Exercise details »
Find how many lines hold the word "gamma". Give only the number.

[Data entries]
-- begin --

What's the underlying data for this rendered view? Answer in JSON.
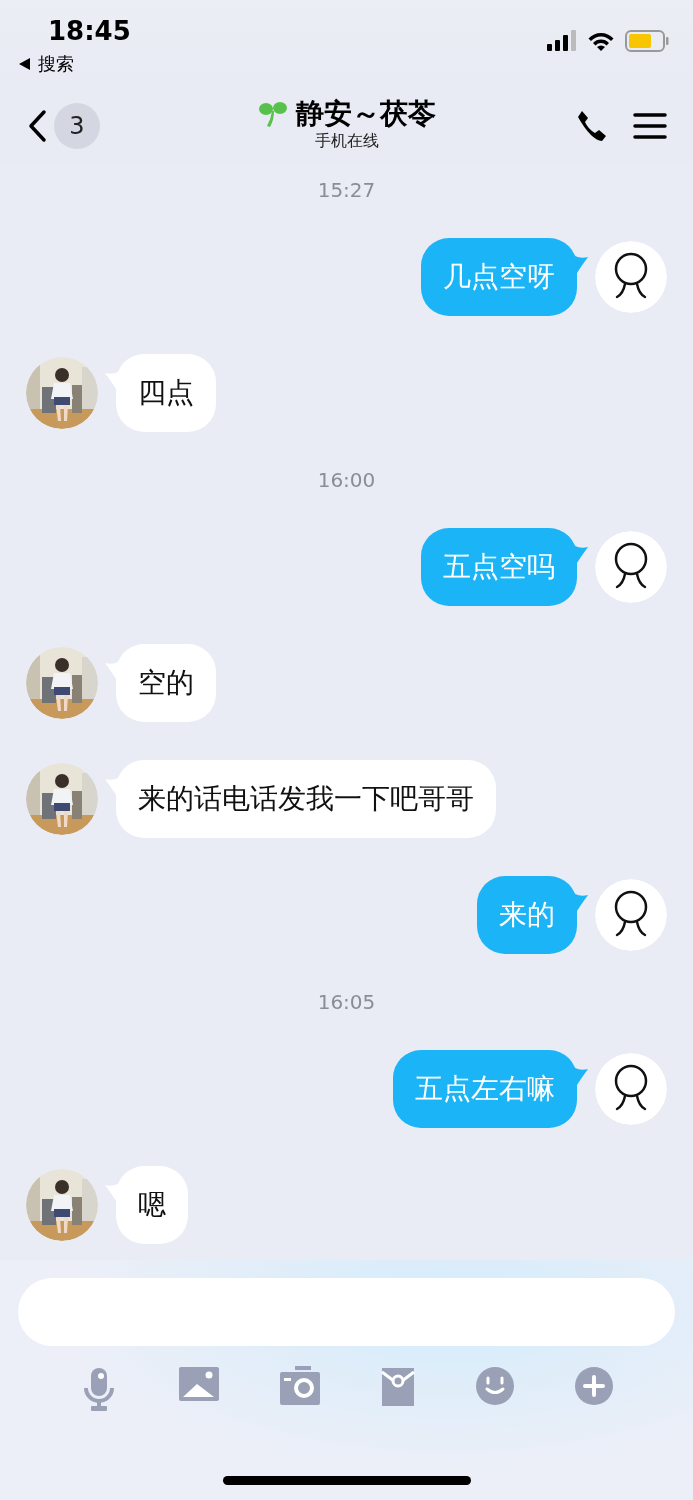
{
  "status_bar": {
    "time": "18:45",
    "back_app": "搜索"
  },
  "header": {
    "unread_count": "3",
    "title": "静安～茯苓",
    "subtitle": "手机在线"
  },
  "messages": [
    {
      "kind": "time",
      "text": "15:27"
    },
    {
      "kind": "sent",
      "text": "几点空呀"
    },
    {
      "kind": "received",
      "text": "四点"
    },
    {
      "kind": "time",
      "text": "16:00"
    },
    {
      "kind": "sent",
      "text": "五点空吗"
    },
    {
      "kind": "received",
      "text": "空的"
    },
    {
      "kind": "received",
      "text": "来的话电话发我一下吧哥哥"
    },
    {
      "kind": "sent",
      "text": "来的"
    },
    {
      "kind": "time",
      "text": "16:05"
    },
    {
      "kind": "sent",
      "text": "五点左右嘛"
    },
    {
      "kind": "received",
      "text": "嗯"
    }
  ]
}
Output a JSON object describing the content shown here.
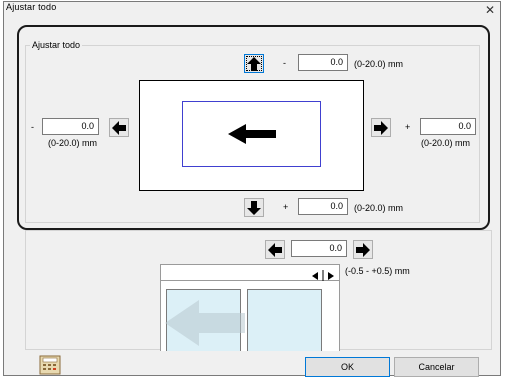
{
  "dialog": {
    "title": "Ajustar todo",
    "group_label": "Ajustar todo"
  },
  "top": {
    "sign": "-",
    "value": "0.0",
    "range": "(0-20.0) mm"
  },
  "left": {
    "sign": "-",
    "value": "0.0",
    "range": "(0-20.0) mm"
  },
  "right": {
    "sign": "+",
    "value": "0.0",
    "range": "(0-20.0) mm"
  },
  "bottom": {
    "sign": "+",
    "value": "0.0",
    "range": "(0-20.0) mm"
  },
  "gap": {
    "value": "0.0",
    "sign_minus": "-",
    "sign_plus": "+",
    "range": "(-0.5 - +0.5) mm"
  },
  "buttons": {
    "ok": "OK",
    "cancel": "Cancelar"
  },
  "icons": {
    "up": "arrow-up-icon",
    "down": "arrow-down-icon",
    "left": "arrow-left-icon",
    "right": "arrow-right-icon",
    "calculator": "calculator-icon",
    "close": "close-icon"
  },
  "colors": {
    "highlight_border": "#1a1a1a",
    "inner_rect": "#4040d0",
    "panel_fill": "#dcf0f7",
    "focus_border": "#0078d7"
  }
}
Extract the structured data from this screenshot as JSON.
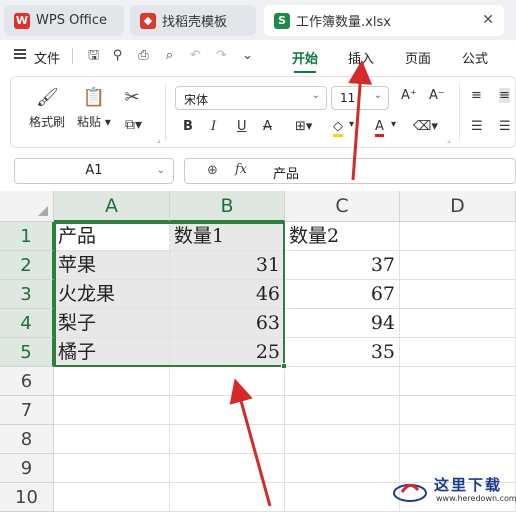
{
  "tabs": [
    {
      "name": "tab-wps-office",
      "label": "WPS Office",
      "icon_color": "#e0312c"
    },
    {
      "name": "tab-template",
      "label": "找稻壳模板",
      "icon_color": "#d93a32"
    },
    {
      "name": "tab-workbook",
      "label": "工作簿数量.xlsx",
      "icon_color": "#1f8a4c"
    }
  ],
  "menu": {
    "file": "文件",
    "tabs": [
      "开始",
      "插入",
      "页面",
      "公式"
    ],
    "active_tab": "开始"
  },
  "ribbon": {
    "format_painter": "格式刷",
    "paste": "粘贴",
    "font_name": "宋体",
    "font_size": "11"
  },
  "formula_bar": {
    "cell_ref": "A1",
    "fx": "fx",
    "value": "产品"
  },
  "sheet": {
    "columns": [
      "A",
      "B",
      "C",
      "D"
    ],
    "rows": [
      "1",
      "2",
      "3",
      "4",
      "5",
      "6",
      "7",
      "8",
      "9",
      "10"
    ],
    "cells": [
      [
        "产品",
        "数量1",
        "数量2"
      ],
      [
        "苹果",
        "31",
        "37"
      ],
      [
        "火龙果",
        "46",
        "67"
      ],
      [
        "梨子",
        "63",
        "94"
      ],
      [
        "橘子",
        "25",
        "35"
      ]
    ],
    "selected_range": "A1:B5"
  },
  "colors": {
    "accent_green": "#0d7a3f",
    "selection_border": "#2f7d3b",
    "arrow_red": "#d42a2a"
  },
  "watermark": {
    "title": "这里下载",
    "url": "www.heredown.com"
  }
}
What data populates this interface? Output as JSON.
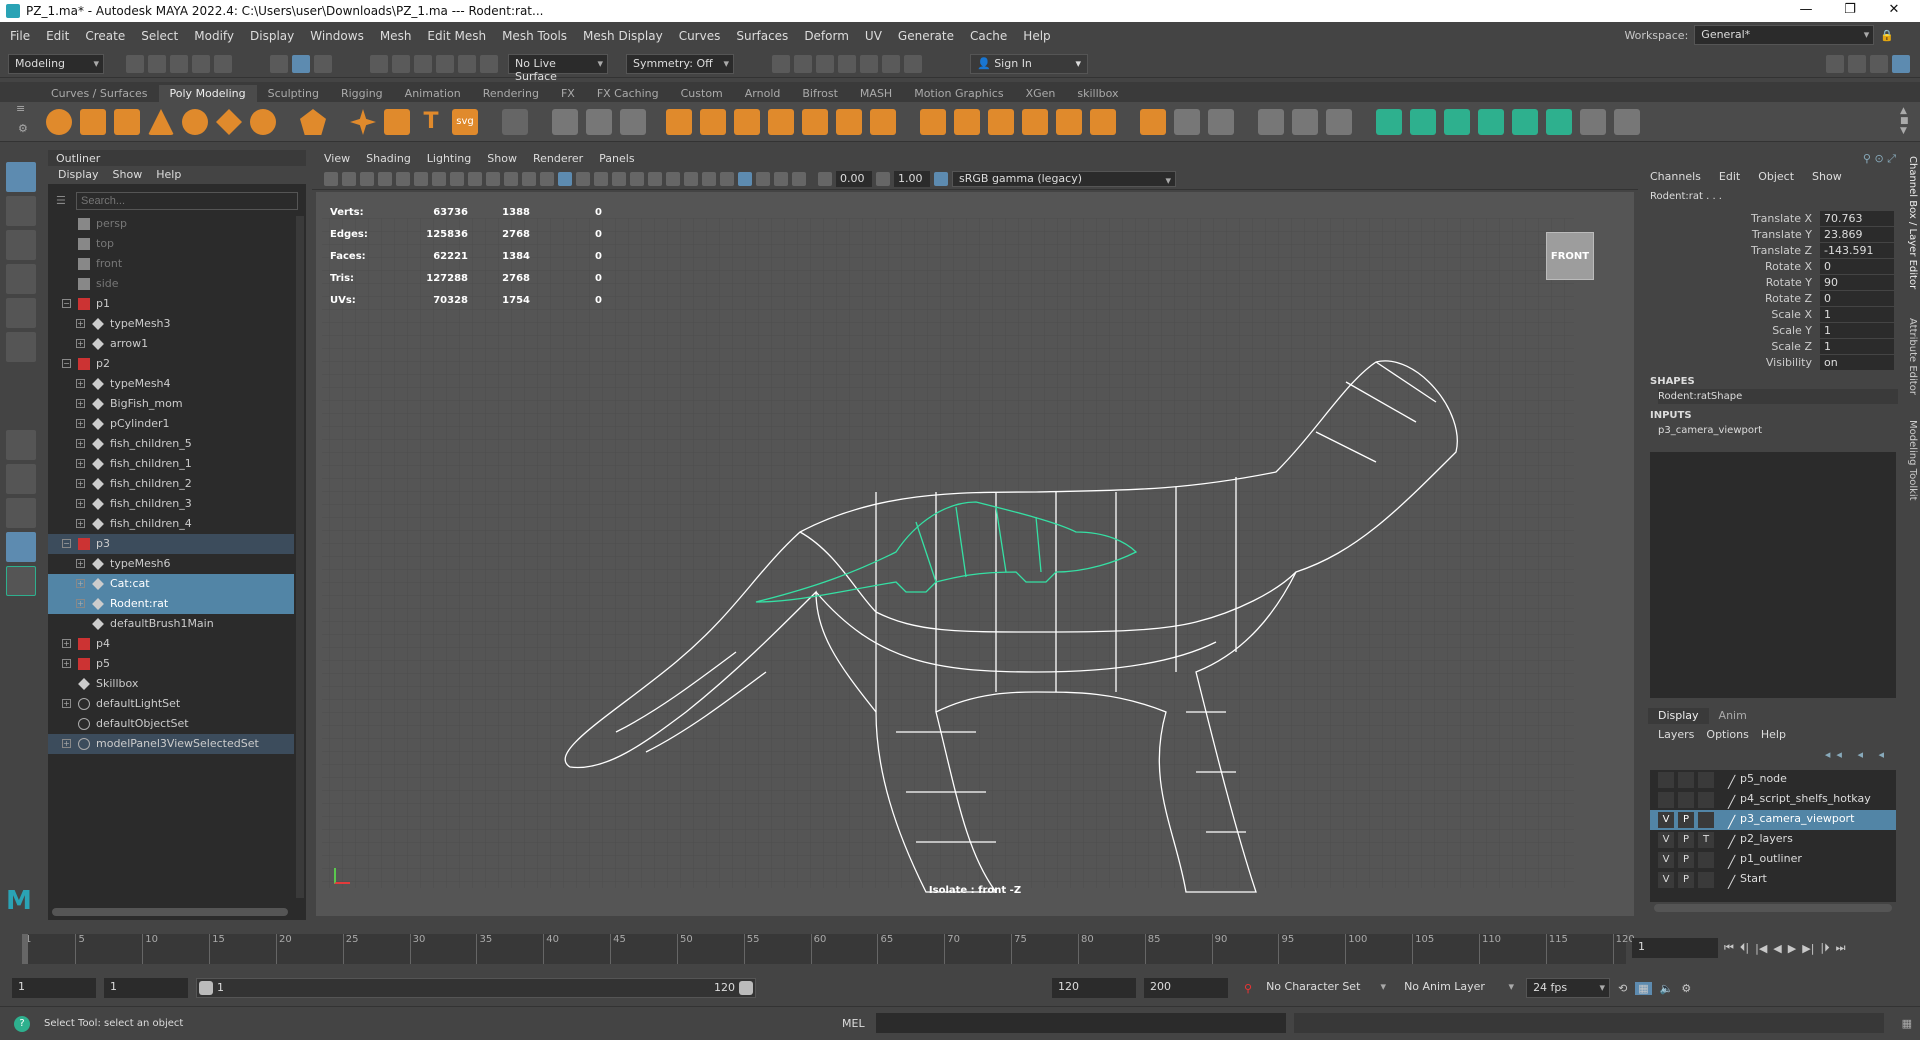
{
  "title": "PZ_1.ma* - Autodesk MAYA 2022.4: C:\\Users\\user\\Downloads\\PZ_1.ma   ---   Rodent:rat...",
  "window_controls": {
    "minimize": "—",
    "maximize": "❐",
    "close": "✕"
  },
  "menu": [
    "File",
    "Edit",
    "Create",
    "Select",
    "Modify",
    "Display",
    "Windows",
    "Mesh",
    "Edit Mesh",
    "Mesh Tools",
    "Mesh Display",
    "Curves",
    "Surfaces",
    "Deform",
    "UV",
    "Generate",
    "Cache",
    "Help"
  ],
  "workspace": {
    "label": "Workspace:",
    "value": "General*"
  },
  "status": {
    "mode": "Modeling",
    "live_surface": "No Live Surface",
    "symmetry": "Symmetry: Off",
    "sign_in": "Sign In"
  },
  "shelf_tabs": [
    "Curves / Surfaces",
    "Poly Modeling",
    "Sculpting",
    "Rigging",
    "Animation",
    "Rendering",
    "FX",
    "FX Caching",
    "Custom",
    "Arnold",
    "Bifrost",
    "MASH",
    "Motion Graphics",
    "XGen",
    "skillbox"
  ],
  "shelf_active": "Poly Modeling",
  "shelf_icons": {
    "text_tool": "T",
    "svg_tool": "svg"
  },
  "outliner": {
    "title": "Outliner",
    "menu": [
      "Display",
      "Show",
      "Help"
    ],
    "search_placeholder": "Search...",
    "items": [
      {
        "label": "persp",
        "indent": 0,
        "type": "camera",
        "dim": true
      },
      {
        "label": "top",
        "indent": 0,
        "type": "camera",
        "dim": true
      },
      {
        "label": "front",
        "indent": 0,
        "type": "camera",
        "dim": true
      },
      {
        "label": "side",
        "indent": 0,
        "type": "camera",
        "dim": true
      },
      {
        "label": "p1",
        "indent": 0,
        "type": "group",
        "toggle": "−"
      },
      {
        "label": "typeMesh3",
        "indent": 1,
        "type": "mesh",
        "toggle": "+"
      },
      {
        "label": "arrow1",
        "indent": 1,
        "type": "mesh",
        "toggle": "+"
      },
      {
        "label": "p2",
        "indent": 0,
        "type": "group",
        "toggle": "−"
      },
      {
        "label": "typeMesh4",
        "indent": 1,
        "type": "mesh",
        "toggle": "+"
      },
      {
        "label": "BigFish_mom",
        "indent": 1,
        "type": "mesh",
        "toggle": "+"
      },
      {
        "label": "pCylinder1",
        "indent": 1,
        "type": "mesh",
        "toggle": "+"
      },
      {
        "label": "fish_children_5",
        "indent": 1,
        "type": "mesh",
        "toggle": "+"
      },
      {
        "label": "fish_children_1",
        "indent": 1,
        "type": "mesh",
        "toggle": "+"
      },
      {
        "label": "fish_children_2",
        "indent": 1,
        "type": "mesh",
        "toggle": "+"
      },
      {
        "label": "fish_children_3",
        "indent": 1,
        "type": "mesh",
        "toggle": "+"
      },
      {
        "label": "fish_children_4",
        "indent": 1,
        "type": "mesh",
        "toggle": "+"
      },
      {
        "label": "p3",
        "indent": 0,
        "type": "group",
        "toggle": "−",
        "state": "hl"
      },
      {
        "label": "typeMesh6",
        "indent": 1,
        "type": "mesh",
        "toggle": "+"
      },
      {
        "label": "Cat:cat",
        "indent": 1,
        "type": "mesh",
        "toggle": "+",
        "state": "sel"
      },
      {
        "label": "Rodent:rat",
        "indent": 1,
        "type": "mesh",
        "toggle": "+",
        "state": "sel"
      },
      {
        "label": "defaultBrush1Main",
        "indent": 1,
        "type": "mesh",
        "toggle": ""
      },
      {
        "label": "p4",
        "indent": 0,
        "type": "group",
        "toggle": "+"
      },
      {
        "label": "p5",
        "indent": 0,
        "type": "group",
        "toggle": "+"
      },
      {
        "label": "Skillbox",
        "indent": 0,
        "type": "mesh",
        "toggle": ""
      },
      {
        "label": "defaultLightSet",
        "indent": 0,
        "type": "set",
        "toggle": "+"
      },
      {
        "label": "defaultObjectSet",
        "indent": 0,
        "type": "set",
        "toggle": ""
      },
      {
        "label": "modelPanel3ViewSelectedSet",
        "indent": 0,
        "type": "set",
        "toggle": "+",
        "state": "hl"
      }
    ]
  },
  "viewport": {
    "menu": [
      "View",
      "Shading",
      "Lighting",
      "Show",
      "Renderer",
      "Panels"
    ],
    "exposure": "0.00",
    "gamma": "1.00",
    "colorspace": "sRGB gamma (legacy)",
    "hud": [
      {
        "label": "Verts:",
        "a": "63736",
        "b": "1388",
        "c": "0"
      },
      {
        "label": "Edges:",
        "a": "125836",
        "b": "2768",
        "c": "0"
      },
      {
        "label": "Faces:",
        "a": "62221",
        "b": "1384",
        "c": "0"
      },
      {
        "label": "Tris:",
        "a": "127288",
        "b": "2768",
        "c": "0"
      },
      {
        "label": "UVs:",
        "a": "70328",
        "b": "1754",
        "c": "0"
      }
    ],
    "camera_label": "FRONT",
    "isolate": "Isolate : front -Z"
  },
  "channel_box": {
    "menu": [
      "Channels",
      "Edit",
      "Object",
      "Show"
    ],
    "object": "Rodent:rat . . .",
    "attrs": [
      {
        "label": "Translate X",
        "value": "70.763"
      },
      {
        "label": "Translate Y",
        "value": "23.869"
      },
      {
        "label": "Translate Z",
        "value": "-143.591"
      },
      {
        "label": "Rotate X",
        "value": "0"
      },
      {
        "label": "Rotate Y",
        "value": "90"
      },
      {
        "label": "Rotate Z",
        "value": "0"
      },
      {
        "label": "Scale X",
        "value": "1"
      },
      {
        "label": "Scale Y",
        "value": "1"
      },
      {
        "label": "Scale Z",
        "value": "1"
      },
      {
        "label": "Visibility",
        "value": "on"
      }
    ],
    "shapes_header": "SHAPES",
    "shape": "Rodent:ratShape",
    "inputs_header": "INPUTS",
    "input": "p3_camera_viewport"
  },
  "side_tabs": [
    "Channel Box / Layer Editor",
    "Attribute Editor",
    "Modeling Toolkit"
  ],
  "layer_editor": {
    "tabs": [
      "Display",
      "Anim"
    ],
    "menu": [
      "Layers",
      "Options",
      "Help"
    ],
    "layers": [
      {
        "name": "p5_node",
        "v": "",
        "p": "",
        "t": ""
      },
      {
        "name": "p4_script_shelfs_hotkay",
        "v": "",
        "p": "",
        "t": ""
      },
      {
        "name": "p3_camera_viewport",
        "v": "V",
        "p": "P",
        "t": "",
        "sel": true
      },
      {
        "name": "p2_layers",
        "v": "V",
        "p": "P",
        "t": "T"
      },
      {
        "name": "p1_outliner",
        "v": "V",
        "p": "P",
        "t": ""
      },
      {
        "name": "Start",
        "v": "V",
        "p": "P",
        "t": ""
      }
    ]
  },
  "timeline": {
    "ticks": [
      "1",
      "5",
      "10",
      "15",
      "20",
      "25",
      "30",
      "35",
      "40",
      "45",
      "50",
      "55",
      "60",
      "65",
      "70",
      "75",
      "80",
      "85",
      "90",
      "95",
      "100",
      "105",
      "110",
      "115",
      "120"
    ],
    "current": "1"
  },
  "range": {
    "start": "1",
    "anim_start": "1",
    "slider_start": "1",
    "slider_end": "120",
    "end": "120",
    "anim_end": "200",
    "character_set": "No Character Set",
    "anim_layer": "No Anim Layer",
    "fps": "24 fps"
  },
  "command": {
    "status": "Select Tool: select an object",
    "lang": "MEL"
  },
  "colors": {
    "selection": "#5285a6",
    "rat_wire": "#35e0a4",
    "cat_wire": "#ffffff",
    "viewport_bg": "#555555"
  }
}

-- end --

The result »
2